WHAT YOU WILL DO: Locate every line in the records below that contains the word "screenshot", and copy each one.

GIVEN DATA:
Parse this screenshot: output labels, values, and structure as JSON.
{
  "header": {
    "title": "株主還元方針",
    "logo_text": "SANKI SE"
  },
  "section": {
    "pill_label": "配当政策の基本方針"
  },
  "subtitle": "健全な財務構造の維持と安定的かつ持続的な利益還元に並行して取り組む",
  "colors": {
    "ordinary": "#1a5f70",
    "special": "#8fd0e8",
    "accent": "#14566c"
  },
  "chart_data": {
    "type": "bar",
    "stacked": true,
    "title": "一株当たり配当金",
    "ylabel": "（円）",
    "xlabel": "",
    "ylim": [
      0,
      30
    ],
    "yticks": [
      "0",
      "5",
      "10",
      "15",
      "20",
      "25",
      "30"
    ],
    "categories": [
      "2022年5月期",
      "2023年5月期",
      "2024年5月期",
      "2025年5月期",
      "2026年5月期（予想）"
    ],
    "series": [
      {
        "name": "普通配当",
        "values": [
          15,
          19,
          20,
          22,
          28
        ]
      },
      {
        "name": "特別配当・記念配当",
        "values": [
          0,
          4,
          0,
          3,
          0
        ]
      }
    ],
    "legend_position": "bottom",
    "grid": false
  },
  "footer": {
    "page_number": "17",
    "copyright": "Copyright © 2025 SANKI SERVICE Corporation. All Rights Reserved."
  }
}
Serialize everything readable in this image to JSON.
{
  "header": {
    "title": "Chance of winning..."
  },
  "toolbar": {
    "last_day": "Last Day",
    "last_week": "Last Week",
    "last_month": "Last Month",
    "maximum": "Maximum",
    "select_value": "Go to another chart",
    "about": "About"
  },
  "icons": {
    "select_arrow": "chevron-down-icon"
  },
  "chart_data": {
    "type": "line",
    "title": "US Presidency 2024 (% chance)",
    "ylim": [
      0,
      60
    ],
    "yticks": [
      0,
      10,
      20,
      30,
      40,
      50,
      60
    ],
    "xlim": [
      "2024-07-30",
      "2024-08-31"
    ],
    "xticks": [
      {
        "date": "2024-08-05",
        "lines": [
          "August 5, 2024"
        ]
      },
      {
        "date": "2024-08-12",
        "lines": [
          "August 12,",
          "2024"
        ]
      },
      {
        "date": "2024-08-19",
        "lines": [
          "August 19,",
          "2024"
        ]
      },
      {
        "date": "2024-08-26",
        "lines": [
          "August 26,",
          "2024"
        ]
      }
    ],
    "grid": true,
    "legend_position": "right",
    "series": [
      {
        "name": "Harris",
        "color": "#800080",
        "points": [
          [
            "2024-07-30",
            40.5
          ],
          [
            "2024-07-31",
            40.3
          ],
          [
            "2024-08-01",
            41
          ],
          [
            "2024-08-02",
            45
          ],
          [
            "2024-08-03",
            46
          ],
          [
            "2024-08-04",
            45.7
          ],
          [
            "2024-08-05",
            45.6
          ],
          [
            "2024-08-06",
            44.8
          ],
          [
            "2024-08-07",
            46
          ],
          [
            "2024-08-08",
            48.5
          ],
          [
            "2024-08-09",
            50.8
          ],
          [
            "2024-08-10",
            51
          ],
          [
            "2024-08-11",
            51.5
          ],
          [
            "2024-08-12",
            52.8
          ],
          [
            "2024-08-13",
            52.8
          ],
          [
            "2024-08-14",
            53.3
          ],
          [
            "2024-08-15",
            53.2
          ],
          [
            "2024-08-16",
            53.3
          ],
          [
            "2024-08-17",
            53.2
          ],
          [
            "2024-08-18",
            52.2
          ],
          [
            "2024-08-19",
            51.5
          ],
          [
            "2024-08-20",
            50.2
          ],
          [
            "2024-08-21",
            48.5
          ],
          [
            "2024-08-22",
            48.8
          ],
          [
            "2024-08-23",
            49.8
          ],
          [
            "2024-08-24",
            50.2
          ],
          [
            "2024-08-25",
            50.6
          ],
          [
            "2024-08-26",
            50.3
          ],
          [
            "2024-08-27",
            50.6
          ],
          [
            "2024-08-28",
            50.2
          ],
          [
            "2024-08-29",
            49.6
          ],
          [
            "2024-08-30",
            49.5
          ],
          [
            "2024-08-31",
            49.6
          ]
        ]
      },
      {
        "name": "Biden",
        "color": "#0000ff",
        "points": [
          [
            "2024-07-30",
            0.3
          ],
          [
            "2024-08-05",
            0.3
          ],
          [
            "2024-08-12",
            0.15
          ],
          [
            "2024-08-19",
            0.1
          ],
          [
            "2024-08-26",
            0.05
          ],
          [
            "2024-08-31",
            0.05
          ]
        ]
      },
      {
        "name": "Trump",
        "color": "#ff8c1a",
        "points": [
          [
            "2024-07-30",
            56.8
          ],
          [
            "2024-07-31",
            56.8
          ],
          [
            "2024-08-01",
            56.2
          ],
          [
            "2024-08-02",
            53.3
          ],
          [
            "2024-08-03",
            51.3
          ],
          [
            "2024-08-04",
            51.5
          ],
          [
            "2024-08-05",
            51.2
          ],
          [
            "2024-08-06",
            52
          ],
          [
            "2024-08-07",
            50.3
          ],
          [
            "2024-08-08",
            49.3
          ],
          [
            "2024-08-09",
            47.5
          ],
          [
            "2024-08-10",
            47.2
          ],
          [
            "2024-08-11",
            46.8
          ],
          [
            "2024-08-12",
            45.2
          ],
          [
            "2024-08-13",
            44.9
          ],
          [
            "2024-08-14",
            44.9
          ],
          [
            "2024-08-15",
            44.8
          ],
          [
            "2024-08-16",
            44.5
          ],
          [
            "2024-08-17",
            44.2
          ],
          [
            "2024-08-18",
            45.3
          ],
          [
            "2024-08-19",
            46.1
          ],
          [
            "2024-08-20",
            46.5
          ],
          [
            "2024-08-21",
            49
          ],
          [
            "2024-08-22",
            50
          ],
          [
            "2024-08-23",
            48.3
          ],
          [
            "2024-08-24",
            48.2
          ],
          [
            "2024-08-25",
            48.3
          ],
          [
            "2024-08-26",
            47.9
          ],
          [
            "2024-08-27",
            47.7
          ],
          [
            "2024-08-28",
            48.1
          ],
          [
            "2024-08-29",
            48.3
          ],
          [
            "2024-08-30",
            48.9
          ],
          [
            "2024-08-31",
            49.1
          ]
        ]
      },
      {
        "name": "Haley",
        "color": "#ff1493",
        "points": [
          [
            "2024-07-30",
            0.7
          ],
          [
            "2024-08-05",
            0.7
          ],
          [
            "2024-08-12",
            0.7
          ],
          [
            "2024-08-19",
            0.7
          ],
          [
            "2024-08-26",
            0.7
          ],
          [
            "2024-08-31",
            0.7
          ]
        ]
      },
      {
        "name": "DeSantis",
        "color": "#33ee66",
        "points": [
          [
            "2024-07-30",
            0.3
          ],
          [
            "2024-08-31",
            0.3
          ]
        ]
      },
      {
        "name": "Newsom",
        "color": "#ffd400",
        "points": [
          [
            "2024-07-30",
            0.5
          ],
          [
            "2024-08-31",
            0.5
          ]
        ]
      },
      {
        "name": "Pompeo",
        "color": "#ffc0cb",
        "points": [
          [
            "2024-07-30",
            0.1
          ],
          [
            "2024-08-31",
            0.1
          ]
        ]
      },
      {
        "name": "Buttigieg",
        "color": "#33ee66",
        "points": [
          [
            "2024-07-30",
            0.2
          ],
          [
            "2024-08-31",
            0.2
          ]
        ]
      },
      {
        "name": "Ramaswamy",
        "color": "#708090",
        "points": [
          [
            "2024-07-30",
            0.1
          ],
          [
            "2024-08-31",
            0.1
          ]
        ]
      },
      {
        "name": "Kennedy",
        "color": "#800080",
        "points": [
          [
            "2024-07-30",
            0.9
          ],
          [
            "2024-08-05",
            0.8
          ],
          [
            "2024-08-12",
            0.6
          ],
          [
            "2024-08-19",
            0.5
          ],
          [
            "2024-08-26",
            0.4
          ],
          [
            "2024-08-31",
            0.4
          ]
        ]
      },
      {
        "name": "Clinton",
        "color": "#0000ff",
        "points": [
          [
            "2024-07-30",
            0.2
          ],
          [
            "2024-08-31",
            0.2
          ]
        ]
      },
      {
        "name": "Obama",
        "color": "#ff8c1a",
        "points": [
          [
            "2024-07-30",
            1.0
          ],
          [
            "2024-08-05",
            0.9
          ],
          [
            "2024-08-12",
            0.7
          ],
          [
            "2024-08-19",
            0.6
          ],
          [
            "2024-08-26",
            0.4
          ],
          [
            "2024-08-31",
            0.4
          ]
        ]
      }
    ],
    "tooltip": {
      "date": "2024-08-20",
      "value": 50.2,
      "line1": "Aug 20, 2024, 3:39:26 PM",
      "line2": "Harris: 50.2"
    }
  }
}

--

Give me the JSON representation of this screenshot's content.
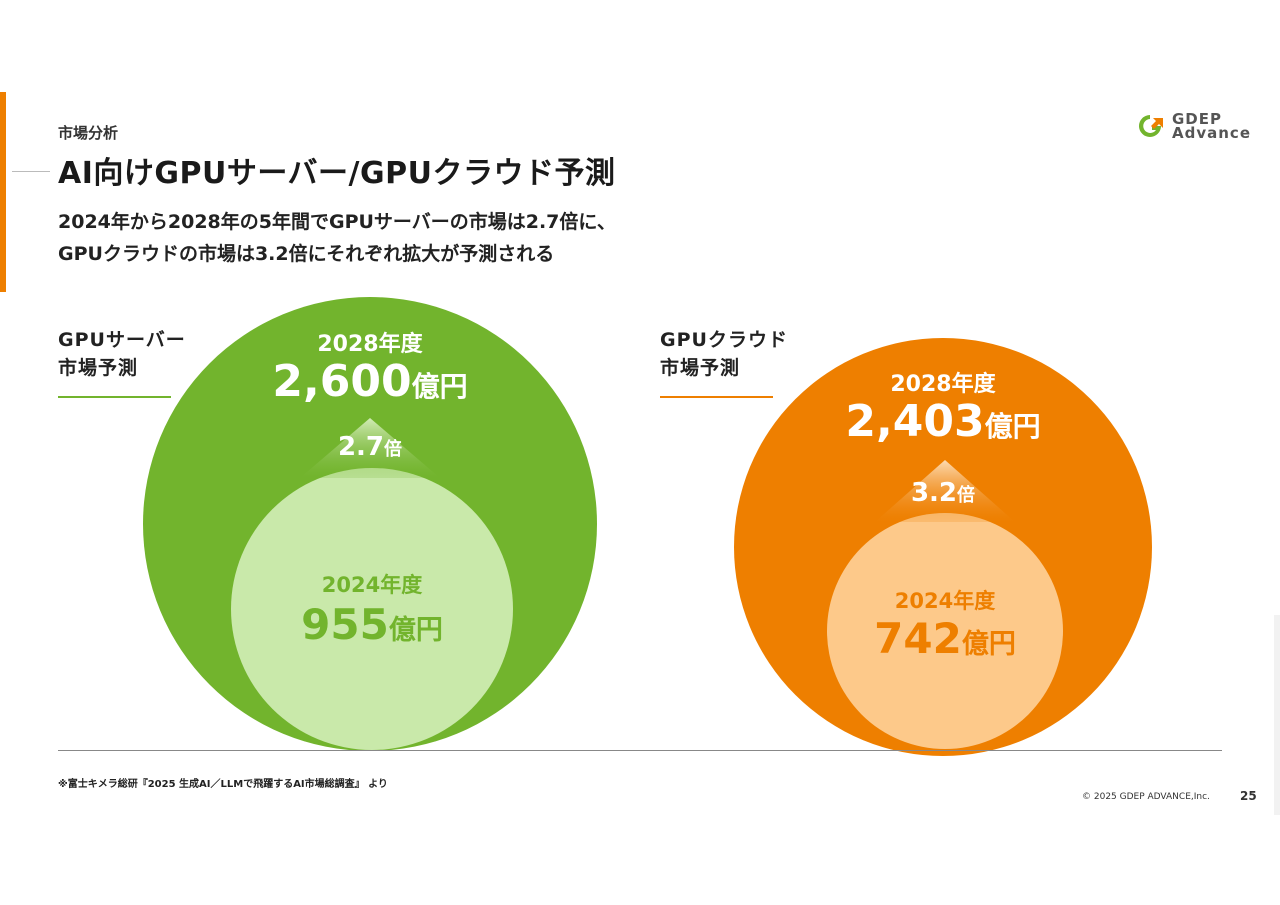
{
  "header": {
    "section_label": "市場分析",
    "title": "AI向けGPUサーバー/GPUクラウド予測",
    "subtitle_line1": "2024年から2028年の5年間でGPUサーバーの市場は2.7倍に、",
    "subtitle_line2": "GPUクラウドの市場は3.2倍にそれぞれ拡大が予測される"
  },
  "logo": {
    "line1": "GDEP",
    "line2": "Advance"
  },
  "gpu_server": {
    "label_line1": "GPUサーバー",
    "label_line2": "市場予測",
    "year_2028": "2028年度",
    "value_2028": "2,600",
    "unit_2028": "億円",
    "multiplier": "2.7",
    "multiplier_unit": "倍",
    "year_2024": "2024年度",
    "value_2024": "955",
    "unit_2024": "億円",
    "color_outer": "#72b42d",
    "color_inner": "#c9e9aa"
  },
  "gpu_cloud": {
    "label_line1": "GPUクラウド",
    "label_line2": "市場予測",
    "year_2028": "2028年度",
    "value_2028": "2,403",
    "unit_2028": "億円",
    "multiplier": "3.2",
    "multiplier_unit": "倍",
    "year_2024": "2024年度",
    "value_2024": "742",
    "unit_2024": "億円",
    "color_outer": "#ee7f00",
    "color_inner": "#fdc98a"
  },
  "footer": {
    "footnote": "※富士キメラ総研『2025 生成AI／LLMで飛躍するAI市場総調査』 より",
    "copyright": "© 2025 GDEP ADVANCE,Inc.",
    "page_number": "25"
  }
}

ANSWER IN FULL:
Parse this screenshot: output labels, values, and structure as JSON.
Give me the JSON representation of this screenshot's content.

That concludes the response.